• Texto de referencia:
Borrar la historia
Concepción Vizcarra de Arámburo
La Constitución política de los Estados Unidos Mexicanos, fue promulgada por el Congreso Constituyente el 5 de febrero de 19l7 en la ciudad de Querétaro; su texto, que consagra postulados sociales de la revolución mexicana, fue una aportación de la traducción jurídica mexicana al constitucionalismo universal, dado que fue la primera constitución de la historia que incluye derechos sociales.
Las conmemoraciones de los hechos relevantes y heroicos… están siendo relegados al olvido, la historia ya no cuenta como materia en la Secundaria, gran parte de la población escolar ignora qué es lo que se conmemora el 5 de febrero. Borrar la historia es conveniente para el conservadurismo de quienes dirigen los destinos de la patria a fin de que las nuevas generaciones no conozcan una historia heroica de constante lucha de ideas y propuestas entre conservadores y liberales.
Los congresistas de aquel año de 19l7, al plasmar en la Constitución un ideario social y liberal, a pesar de la fuerte oposición del poder político, económico y eclesiástico, pudieron lograrlo gracias a la capacidad de reconocer el profundo sentido de la historia y de hacer valer su férrea voluntad de servicio a la patria. La ambición a los sueldos infamantes que en la actualidad lleva a los pleitos electorales para ocupar las curules en el congreso y los escaños en el senado, no tuvo cabida en ese debate de altura.
La Constitución plagada de reformas, violada en las garantías individuales y derechos sociales que otorga a la ciudadanía; infringida en la potestad y soberanía de la patria mediante el saqueo de los recursos naturales, el gran daño a la ecología, la venta a extranjeros de playas y tierras fronterizas, en fin la Constitución por lo general ha sido letra muerta para las autoridades que al iniciar su cargo protestan cumplirla y hacerla cumplir.
Incumbe a la ciudadanía conservar el marcado contenido social, ideario y sentido liberal de la Constitución, así como la potestad sobre todos los recursos naturales de nuestro país. Ya sean las reformas o una nueva constitución como se pretende, no se debe permitir dar retroceso suprimiendo las garantías individuales, y derechos sociales. Tal vez en un futuro, la participación de la ciudadanía en una política del pueblo, logre hacerlos efectivos.
Por ahora está en juego la privatización o no de la industria petrolera, que nunca ha estado al servicio de los mexicanos sino de la más grande corrupción administrativa y sindical. Quienes prefieren la privatización porque los grandes intereses económicos en juego de alguna manera les aportarán beneficios, esgrimen toda clase de argumentos para justificarla.
Para quienes pensamos que PEMEX debe conservarse como patrimonio de la nación, no permitir que la explotación extrajera mediante la inversión se lleve las utilidades, creemos que el camino para que la industria petrolera pueda salir del hoyo en que se encuentra, para que pueda rendir beneficios a los mexicanos, es necesario librarla de la corrupción, explotación, ambición y latrocinio, del saqueo de su sindicato, sus dirigentes, sus contratistas, de la ordeña de sus ductos, de la codicia gubernamental que tiene petrolizado el gasto público, en fin de todos los vicios a los que desde siempre ha estado expuesta.
Para finalizar, una pregunta que no creo tenga respuesta. ¿Para dar autorización de uso de suelo al tan cacareado magno proyecto del Valle de las Palmas, consideraron el daño a la ecología y cómo obtener agua para abastecer a los grandes negocios y proveer el consumo de millones de personas cuando se prevé la escasez cada vez más grave del vital líquido? Por lo pronto, va a circular mucho dinero, que es lo que cuenta; por lo demás, que sé: averigüen quiénes lo van a sufrir.
Concepción Vizcarra de Arámburo es luchadora social y reside en Tecate, B. C.

• Consigna 1:
Indica si cada afirmación coincide con el texto sobre la Constitución y respalda tu respuesta con las palabras exactas del texto que lo deciden. (a) La Constitución se promulgó en la ciudad de Querétaro. (b) La historia sigue siendo materia en la Secundaria. (c) Quien firma el texto reside en Mexicali.
• Consigna 2:
Según el texto sobre la Constitución, ¿qué tipo de derechos incluyó por primera vez en la historia una constitución?

• Datos mostrados:
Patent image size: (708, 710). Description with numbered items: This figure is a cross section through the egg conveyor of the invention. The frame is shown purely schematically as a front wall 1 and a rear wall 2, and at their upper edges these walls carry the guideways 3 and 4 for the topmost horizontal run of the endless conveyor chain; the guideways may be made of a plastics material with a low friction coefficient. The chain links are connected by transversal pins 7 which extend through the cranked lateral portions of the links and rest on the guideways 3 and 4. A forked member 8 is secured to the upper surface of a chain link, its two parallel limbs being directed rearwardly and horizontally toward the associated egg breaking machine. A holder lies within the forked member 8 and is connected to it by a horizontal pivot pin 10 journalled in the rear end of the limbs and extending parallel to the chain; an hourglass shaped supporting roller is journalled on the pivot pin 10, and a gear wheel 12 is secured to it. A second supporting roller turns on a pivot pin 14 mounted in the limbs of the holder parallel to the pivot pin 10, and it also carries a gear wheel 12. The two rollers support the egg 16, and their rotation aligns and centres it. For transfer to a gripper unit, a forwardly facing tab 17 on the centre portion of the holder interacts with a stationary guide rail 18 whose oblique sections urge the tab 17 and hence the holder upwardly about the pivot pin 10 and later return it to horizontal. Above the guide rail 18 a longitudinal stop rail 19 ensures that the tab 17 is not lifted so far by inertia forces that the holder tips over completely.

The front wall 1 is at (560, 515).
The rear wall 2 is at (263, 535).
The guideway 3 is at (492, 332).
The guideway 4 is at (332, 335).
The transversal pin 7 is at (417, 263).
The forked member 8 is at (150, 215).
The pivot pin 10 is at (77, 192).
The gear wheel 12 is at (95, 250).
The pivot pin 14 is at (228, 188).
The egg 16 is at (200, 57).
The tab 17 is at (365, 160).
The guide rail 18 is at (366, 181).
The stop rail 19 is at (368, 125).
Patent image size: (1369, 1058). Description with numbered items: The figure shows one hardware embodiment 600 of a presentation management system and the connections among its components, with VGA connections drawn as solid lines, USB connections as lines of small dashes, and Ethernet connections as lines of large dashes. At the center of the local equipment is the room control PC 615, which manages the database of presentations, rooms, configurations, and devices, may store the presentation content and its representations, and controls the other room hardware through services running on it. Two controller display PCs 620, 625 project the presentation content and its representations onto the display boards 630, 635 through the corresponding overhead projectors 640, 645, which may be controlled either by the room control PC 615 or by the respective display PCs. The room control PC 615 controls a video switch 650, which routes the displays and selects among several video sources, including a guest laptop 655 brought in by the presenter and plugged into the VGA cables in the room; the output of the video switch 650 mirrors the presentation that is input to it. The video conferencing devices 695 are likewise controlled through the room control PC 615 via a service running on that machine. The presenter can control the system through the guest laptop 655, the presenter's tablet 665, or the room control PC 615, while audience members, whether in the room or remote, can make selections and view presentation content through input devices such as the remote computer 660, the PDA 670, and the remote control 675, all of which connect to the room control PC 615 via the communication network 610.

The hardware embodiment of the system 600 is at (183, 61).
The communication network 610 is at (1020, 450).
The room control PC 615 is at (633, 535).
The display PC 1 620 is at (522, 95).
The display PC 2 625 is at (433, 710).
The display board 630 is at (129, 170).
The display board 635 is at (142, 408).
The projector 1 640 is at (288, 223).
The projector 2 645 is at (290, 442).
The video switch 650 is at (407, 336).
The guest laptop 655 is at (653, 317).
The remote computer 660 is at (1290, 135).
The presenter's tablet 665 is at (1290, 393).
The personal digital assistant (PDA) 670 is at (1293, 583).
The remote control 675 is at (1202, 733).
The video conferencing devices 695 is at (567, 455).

• Respuesta 1:
(a) Sí: "en la ciudad de Querétaro".
(b) No: "la historia ya no cuenta como materia en la Secundaria".
(c) No: "reside en Tecate, B. C."

• Respuesta 2:
Derechos sociales.